GIVEN REQUEST: Can you transcribe every line exactly and leave the pictures behind?
..............................
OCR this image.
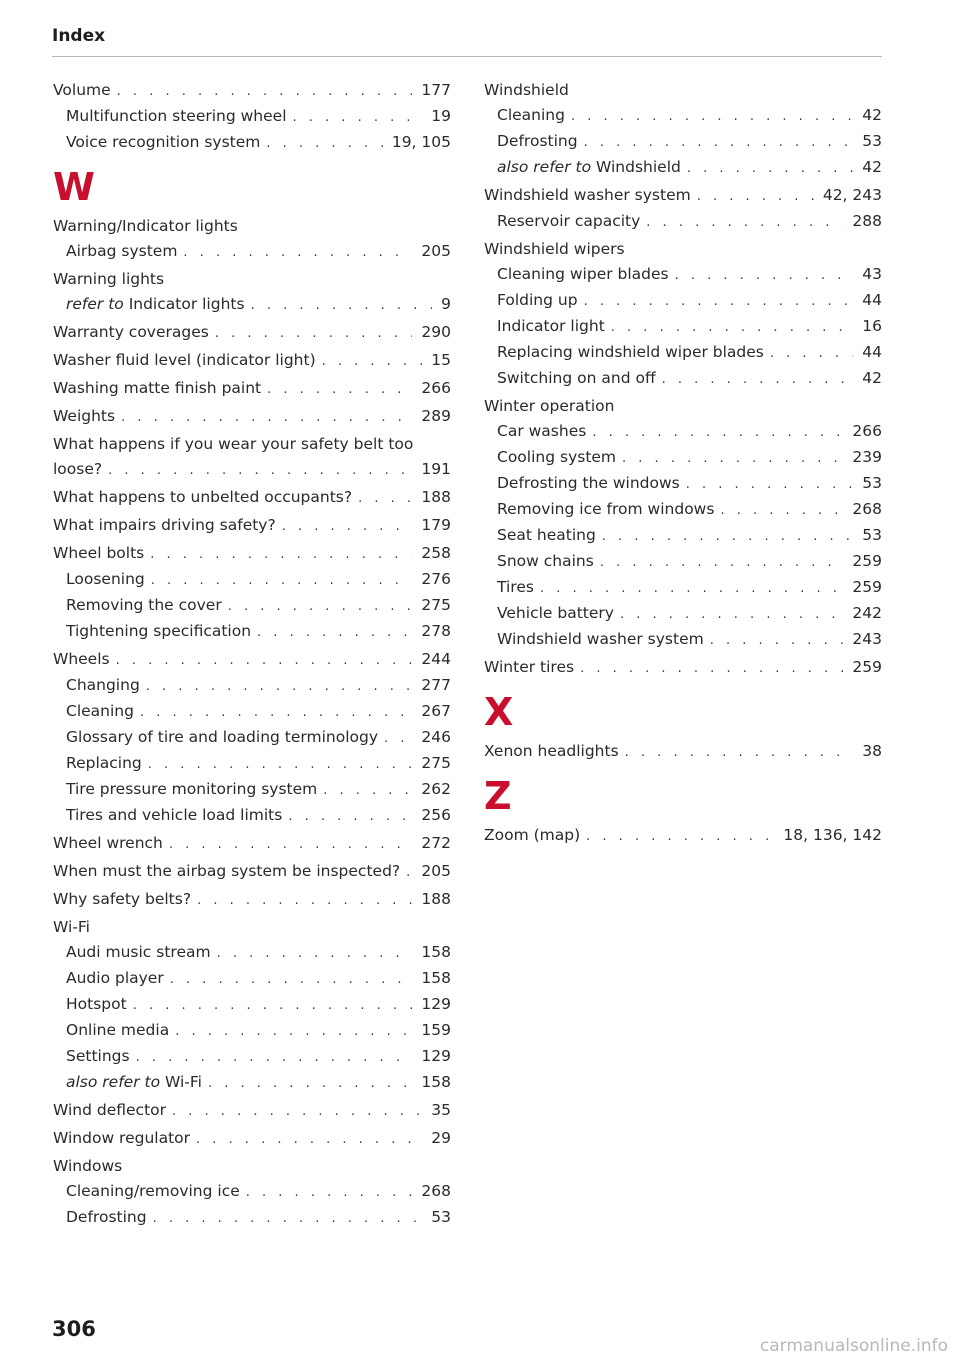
Index
Volume . . .	177
Multifunction steering wheel . . .	19
Voice recognition system . . .	19, 105
W
Warning/Indicator lights
Airbag system . . .	205
Warning lights
refer to Indicator lights . . .	9
Warranty coverages . . .	290
Washer fluid level (indicator light) . . .	15
Washing matte finish paint . . .	266
Weights . . .	289
What happens if you wear your safety belt too
loose? . . .	191
What happens to unbelted occupants? . . .	188
What impairs driving safety? . . .	179
Wheel bolts . . .	258
Loosening . . .	276
Removing the cover . . .	275
Tightening specification . . .	278
Wheels . . .	244
Changing . . .	277
Cleaning . . .	267
Glossary of tire and loading terminology . . .	246
Replacing . . .	275
Tire pressure monitoring system . . .	262
Tires and vehicle load limits . . .	256
Wheel wrench . . .	272
When must the airbag system be inspected? . . . 205
Why safety belts? . . .	188
Wi-Fi
Audi music stream . . .	158
Audio player . . .	158
Hotspot . . .	129
Online media . . .	159
Settings . . .	129
also refer to Wi-Fi . . .	158
Wind deflector . . .	35
Window regulator . . .	29
Windows
Cleaning/removing ice . . .	268
Defrosting . . .	53
Windshield
Cleaning . . .	42
Defrosting . . .	53
also refer to Windshield . . .	42
Windshield washer system . . .	42, 243
Reservoir capacity . . .	288
Windshield wipers
Cleaning wiper blades . . .	43
Folding up . . .	44
Indicator light . . .	16
Replacing windshield wiper blades . . .	44
Switching on and off . . .	42
Winter operation
Car washes . . .	266
Cooling system . . .	239
Defrosting the windows . . .	53
Removing ice from windows . . .	268
Seat heating . . .	53
Snow chains . . .	259
Tires . . .	259
Vehicle battery . . .	242
Windshield washer system . . .	243
Winter tires . . .	259
X
Xenon headlights . . .	38
Z
Zoom (map) . . .	18, 136, 142
306
carmanualsonline.info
..............................
SOLUTION FOR THIS PROBLEM:
OCR this image.
Index
Volume . . .	177
Multifunction steering wheel . . .	19
Voice recognition system . . .	19, 105
W
Warning/Indicator lights
Airbag system . . .	205
Warning lights
refer to Indicator lights . . .	9
Warranty coverages . . .	290
Washer fluid level (indicator light) . . .	15
Washing matte finish paint . . .	266
Weights . . .	289
What happens if you wear your safety belt too
loose? . . .	191
What happens to unbelted occupants? . . .	188
What impairs driving safety? . . .	179
Wheel bolts . . .	258
Loosening . . .	276
Removing the cover . . .	275
Tightening specification . . .	278
Wheels . . .	244
Changing . . .	277
Cleaning . . .	267
Glossary of tire and loading terminology . . .	246
Replacing . . .	275
Tire pressure monitoring system . . .	262
Tires and vehicle load limits . . .	256
Wheel wrench . . .	272
When must the airbag system be inspected? . . . 205
Why safety belts? . . .	188
Wi-Fi
Audi music stream . . .	158
Audio player . . .	158
Hotspot . . .	129
Online media . . .	159
Settings . . .	129
also refer to Wi-Fi . . .	158
Wind deflector . . .	35
Window regulator . . .	29
Windows
Cleaning/removing ice . . .	268
Defrosting . . .	53
Windshield
Cleaning . . .	42
Defrosting . . .	53
also refer to Windshield . . .	42
Windshield washer system . . .	42, 243
Reservoir capacity . . .	288
Windshield wipers
Cleaning wiper blades . . .	43
Folding up . . .	44
Indicator light . . .	16
Replacing windshield wiper blades . . .	44
Switching on and off . . .	42
Winter operation
Car washes . . .	266
Cooling system . . .	239
Defrosting the windows . . .	53
Removing ice from windows . . .	268
Seat heating . . .	53
Snow chains . . .	259
Tires . . .	259
Vehicle battery . . .	242
Windshield washer system . . .	243
Winter tires . . .	259
X
Xenon headlights . . .	38
Z
Zoom (map) . . .	18, 136, 142
306
carmanualsonline.info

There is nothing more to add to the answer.